| DIRECTIONS FOR THIS TASK |
Duplicate everything from the line containing "toggle-state-label: 关 xyxy=(441,83,451,95)" down to the line containing "chevron-right-icon: › xyxy=(621,16,628,35)", including both of those lines.

| SUPPLIED DATA |
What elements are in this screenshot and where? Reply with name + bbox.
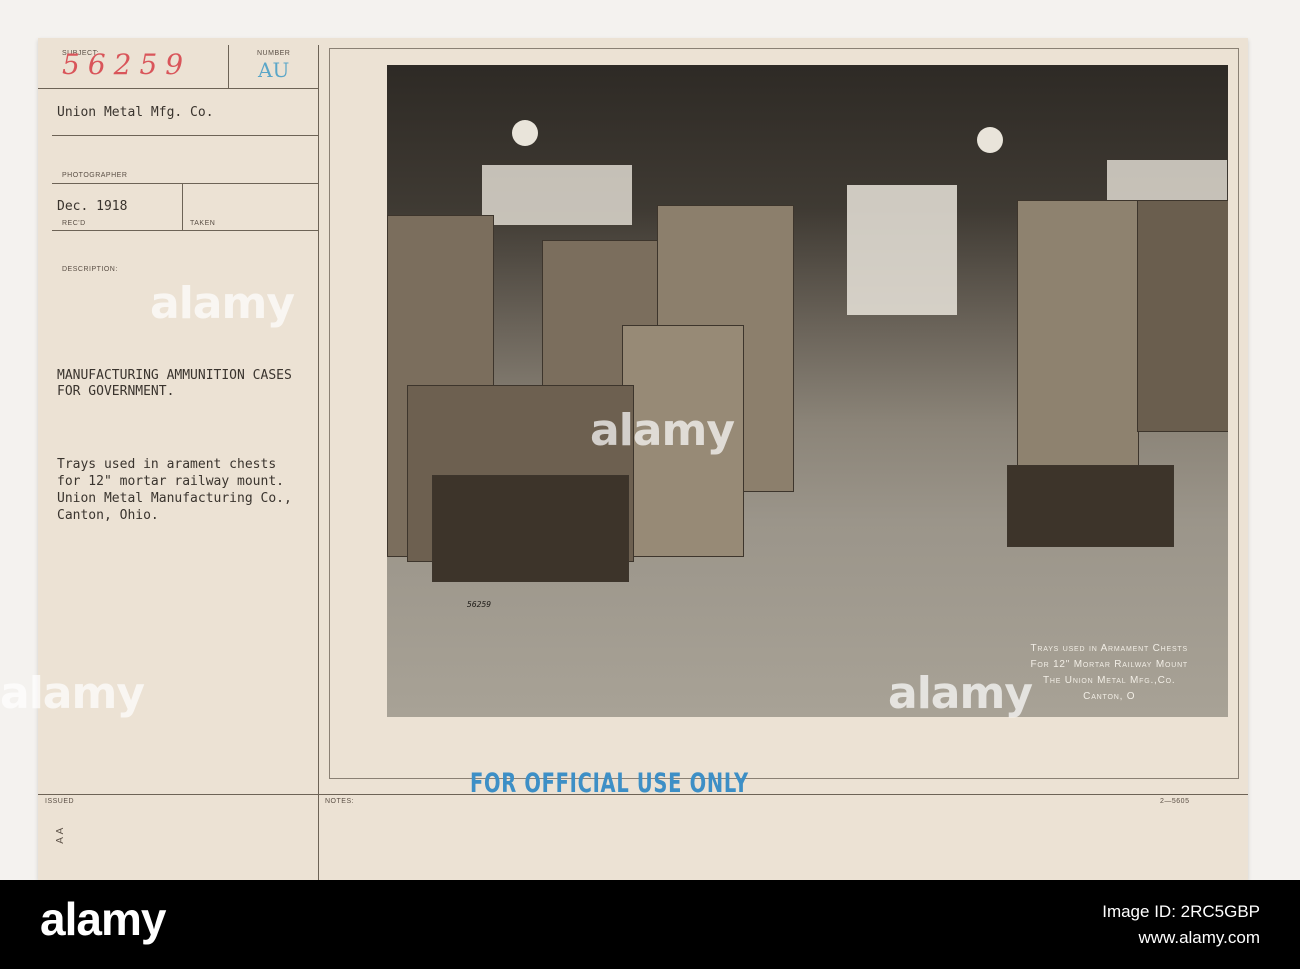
stock-footer: alamy Image ID: 2RC5GBP www.alamy.com (0, 880, 1300, 969)
taken-label: TAKEN (190, 220, 216, 227)
divider (52, 135, 318, 136)
date-received: Dec. 1918 (57, 199, 128, 214)
recd-label: REC'D (62, 220, 86, 227)
photo-caption: Trays used in Armament Chests For 12" Mo… (1030, 641, 1188, 705)
caption-line: For 12" Mortar Railway Mount (1030, 659, 1188, 670)
divider (52, 183, 318, 184)
alamy-logo: alamy (40, 893, 166, 945)
divider (318, 45, 319, 880)
form-number: 2—5605 (1160, 798, 1190, 805)
factory-photograph: 56259 Trays used in Armament Chests For … (387, 65, 1228, 717)
photographer-label: PHOTOGRAPHER (62, 172, 128, 179)
watermark: alamy (0, 668, 145, 719)
frame-line (329, 778, 1239, 779)
divider (38, 88, 318, 89)
divider (228, 45, 229, 88)
frame-line (1238, 48, 1239, 778)
caption-line: The Union Metal Mfg.,Co. (1043, 675, 1176, 686)
image-id: Image ID: 2RC5GBP (1102, 902, 1260, 921)
negative-number: 56259 (467, 600, 492, 609)
number-value: AU (258, 58, 290, 82)
watermark: alamy (590, 405, 735, 456)
watermark: alamy (150, 278, 295, 329)
company-name: Union Metal Mfg. Co. (57, 105, 214, 120)
description-title: MANUFACTURING AMMUNITION CASES FOR GOVER… (57, 368, 292, 399)
frame-line (329, 48, 1239, 49)
description-label: DESCRIPTION: (62, 266, 118, 273)
official-use-stamp: FOR OFFICIAL USE ONLY (470, 768, 749, 799)
caption-line: Trays used in Armament Chests (1030, 643, 1188, 654)
caption-line: Canton, O (1083, 691, 1136, 702)
frame-line (329, 48, 330, 778)
number-label: NUMBER (257, 50, 291, 57)
notes-label: NOTES: (325, 798, 355, 805)
description-body: Trays used in arament chests for 12" mor… (57, 457, 292, 523)
divider (182, 183, 183, 230)
subject-number: 56259 (62, 48, 192, 81)
watermark: alamy (888, 668, 1033, 719)
issued-label: ISSUED (45, 798, 75, 805)
margin-marks: A A (54, 827, 66, 844)
divider (52, 230, 318, 231)
site-url[interactable]: www.alamy.com (1138, 928, 1260, 948)
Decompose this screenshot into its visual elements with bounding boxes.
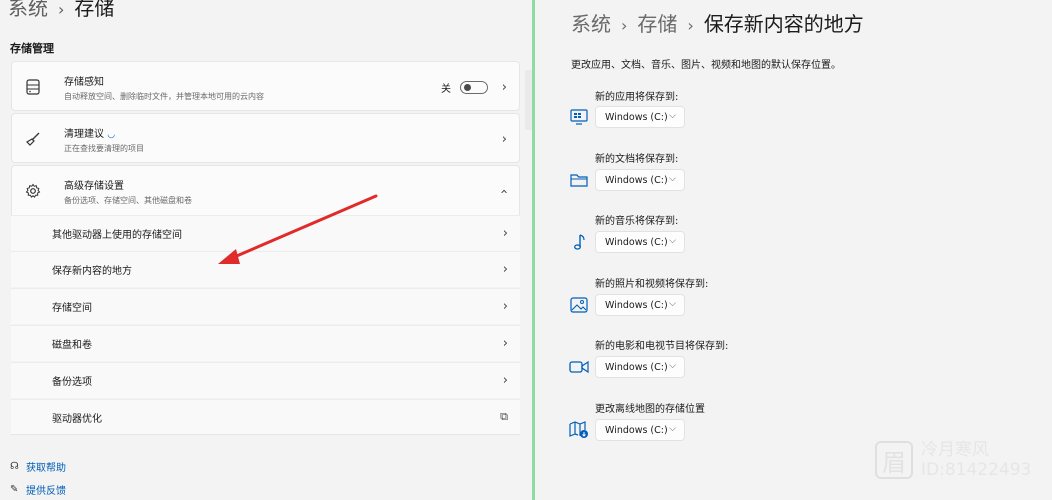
toggle-state-label: 关 xyxy=(441,83,451,95)
get-help-label: 获取帮助 xyxy=(26,463,66,474)
picture-icon xyxy=(569,295,589,315)
storage-sense-desc: 自动释放空间、删除临时文件，并管理本地可用的云内容 xyxy=(64,91,264,101)
chevron-down-icon: ⌵ xyxy=(669,361,676,371)
section-title: 存储管理 xyxy=(10,42,54,55)
watermark: 眉 冷月寒风 ID:81422493 xyxy=(875,440,1031,480)
page-description: 更改应用、文档、音乐、图片、视频和地图的默认保存位置。 xyxy=(571,60,841,71)
advanced-storage-desc: 备份选项、存储空间、其他磁盘和卷 xyxy=(64,195,192,205)
breadcrumb: 系统 › 存储 › 保存新内容的地方 xyxy=(571,8,864,37)
maps-save-label: 更改离线地图的存储位置 xyxy=(595,404,705,415)
dropdown-value: Windows (C:) xyxy=(605,111,668,123)
movies-drive-dropdown[interactable]: Windows (C:) ⌵ xyxy=(595,356,685,378)
watermark-id: ID:81422493 xyxy=(921,460,1032,480)
chevron-down-icon: ⌵ xyxy=(669,236,676,246)
open-external-icon: ⧉ xyxy=(500,410,508,423)
video-camera-icon xyxy=(569,357,589,377)
sub-item-other-drives[interactable]: 其他驱动器上使用的存储空间 › xyxy=(11,215,520,251)
chevron-right-icon: › xyxy=(502,226,508,241)
chevron-right-icon: › xyxy=(621,16,628,35)
dropdown-value: Windows (C:) xyxy=(605,236,668,248)
feedback-link[interactable]: ✎ 提供反馈 xyxy=(10,482,66,497)
help-icon: ☊ xyxy=(10,461,19,472)
chevron-right-icon[interactable]: › xyxy=(502,80,507,95)
chevron-right-icon: › xyxy=(58,0,65,19)
sub-item-label: 其他驱动器上使用的存储空间 xyxy=(52,230,182,241)
chevron-down-icon: ⌵ xyxy=(669,111,676,121)
dropdown-value: Windows (C:) xyxy=(605,299,668,311)
documents-save-label: 新的文档将保存到: xyxy=(595,154,679,165)
chevron-right-icon: › xyxy=(502,262,508,277)
get-help-link[interactable]: ☊ 获取帮助 xyxy=(10,459,66,474)
loading-spinner-icon: ◡ xyxy=(107,129,116,140)
sub-item-label: 磁盘和卷 xyxy=(52,340,92,351)
broom-icon xyxy=(24,130,42,148)
watermark-logo-icon: 眉 xyxy=(875,441,913,479)
cleanup-title: 清理建议 xyxy=(64,128,104,140)
sub-item-label: 保存新内容的地方 xyxy=(52,266,132,277)
dropdown-value: Windows (C:) xyxy=(605,424,668,436)
advanced-storage-card[interactable]: 高级存储设置 备份选项、存储空间、其他磁盘和卷 › xyxy=(11,165,520,215)
apps-drive-dropdown[interactable]: Windows (C:) ⌵ xyxy=(595,106,685,128)
dropdown-value: Windows (C:) xyxy=(605,361,668,373)
chevron-right-icon: › xyxy=(502,336,508,351)
drive-icon xyxy=(24,78,42,96)
chevron-right-icon: › xyxy=(502,299,508,314)
sub-item-label: 备份选项 xyxy=(52,377,92,388)
photos-drive-dropdown[interactable]: Windows (C:) ⌵ xyxy=(595,294,685,316)
map-download-icon xyxy=(569,420,589,440)
maps-drive-dropdown[interactable]: Windows (C:) ⌵ xyxy=(595,419,685,441)
breadcrumb-system[interactable]: 系统 xyxy=(8,0,48,20)
gear-icon xyxy=(24,182,42,200)
cleanup-desc: 正在查找要清理的项目 xyxy=(64,143,144,153)
folder-icon xyxy=(569,170,589,190)
music-save-label: 新的音乐将保存到: xyxy=(595,216,679,227)
window-edge xyxy=(525,70,532,130)
chevron-right-icon: › xyxy=(502,373,508,388)
music-drive-dropdown[interactable]: Windows (C:) ⌵ xyxy=(595,231,685,253)
breadcrumb: 系统 › 存储 xyxy=(8,0,114,21)
sub-item-backup-options[interactable]: 备份选项 › xyxy=(11,362,520,398)
storage-sense-card[interactable]: 存储感知 自动释放空间、删除临时文件，并管理本地可用的云内容 关 › xyxy=(11,61,520,111)
movies-save-label: 新的电影和电视节目将保存到: xyxy=(595,341,729,352)
apps-save-label: 新的应用将保存到: xyxy=(595,92,679,103)
chevron-down-icon: ⌵ xyxy=(669,424,676,434)
photos-save-label: 新的照片和视频将保存到: xyxy=(595,279,709,290)
feedback-icon: ✎ xyxy=(10,484,19,495)
storage-settings-window: 系统 › 存储 存储管理 存储感知 自动释放空间、删除临时文件，并管理本地可用的云内… xyxy=(0,0,532,500)
sub-item-disks-volumes[interactable]: 磁盘和卷 › xyxy=(11,325,520,361)
music-note-icon xyxy=(569,232,589,252)
advanced-storage-title: 高级存储设置 xyxy=(64,180,124,192)
watermark-name: 冷月寒风 xyxy=(921,440,989,460)
sub-item-save-locations[interactable]: 保存新内容的地方 › xyxy=(11,251,520,287)
dropdown-value: Windows (C:) xyxy=(605,174,668,186)
page-title: 存储 xyxy=(74,0,115,20)
breadcrumb-system[interactable]: 系统 xyxy=(571,12,611,36)
breadcrumb-storage[interactable]: 存储 xyxy=(637,12,677,36)
documents-drive-dropdown[interactable]: Windows (C:) ⌵ xyxy=(595,169,685,191)
sub-item-label: 存储空间 xyxy=(52,303,92,314)
save-locations-window: 系统 › 存储 › 保存新内容的地方 更改应用、文档、音乐、图片、视频和地图的默认保存位… xyxy=(535,0,1052,500)
page-title: 保存新内容的地方 xyxy=(703,12,864,36)
sub-item-label: 驱动器优化 xyxy=(52,413,102,425)
chevron-right-icon: › xyxy=(687,16,694,35)
chevron-down-icon: ⌵ xyxy=(669,174,676,184)
chevron-right-icon[interactable]: › xyxy=(502,132,507,147)
chevron-down-icon: ⌵ xyxy=(669,299,676,309)
storage-sense-toggle[interactable] xyxy=(460,80,488,94)
sub-item-storage-spaces[interactable]: 存储空间 › xyxy=(11,288,520,324)
chevron-up-icon[interactable]: › xyxy=(497,188,512,193)
feedback-label: 提供反馈 xyxy=(26,486,66,497)
storage-sense-title: 存储感知 xyxy=(64,76,104,88)
apps-icon xyxy=(569,107,589,127)
cleanup-recommendations-card[interactable]: 清理建议 ◡ 正在查找要清理的项目 › xyxy=(11,113,520,163)
sub-item-drive-optimization[interactable]: 驱动器优化 ⧉ xyxy=(11,399,520,435)
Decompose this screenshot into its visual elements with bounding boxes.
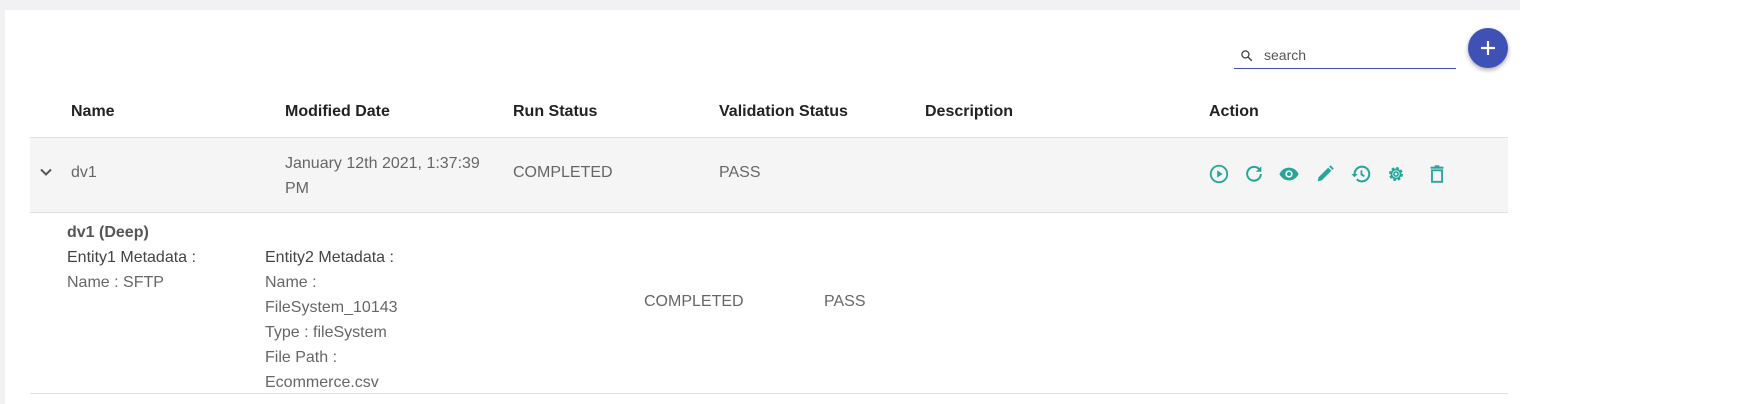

| OUTPUT OF THE EXERCISE |
toggle-state-label: 关 xyxy=(441,83,451,95)
get-help-label: 获取帮助 xyxy=(26,463,66,474)
picture-icon xyxy=(569,295,589,315)
storage-sense-desc: 自动释放空间、删除临时文件，并管理本地可用的云内容 xyxy=(64,91,264,101)
chevron-down-icon: ⌵ xyxy=(669,361,676,371)
section-title: 存储管理 xyxy=(10,42,54,55)
watermark: 眉 冷月寒风 ID:81422493 xyxy=(875,440,1031,480)
page-description: 更改应用、文档、音乐、图片、视频和地图的默认保存位置。 xyxy=(571,60,841,71)
advanced-storage-desc: 备份选项、存储空间、其他磁盘和卷 xyxy=(64,195,192,205)
breadcrumb: 系统 › 存储 › 保存新内容的地方 xyxy=(571,8,864,37)
maps-save-label: 更改离线地图的存储位置 xyxy=(595,404,705,415)
dropdown-value: Windows (C:) xyxy=(605,111,668,123)
movies-drive-dropdown[interactable]: Windows (C:) ⌵ xyxy=(595,356,685,378)
watermark-id: ID:81422493 xyxy=(921,460,1032,480)
chevron-down-icon: ⌵ xyxy=(669,236,676,246)
open-external-icon: ⧉ xyxy=(500,410,508,423)
video-camera-icon xyxy=(569,357,589,377)
sub-item-other-drives[interactable]: 其他驱动器上使用的存储空间 › xyxy=(11,215,520,251)
chevron-right-icon: › xyxy=(502,226,508,241)
chevron-right-icon: › xyxy=(621,16,628,35)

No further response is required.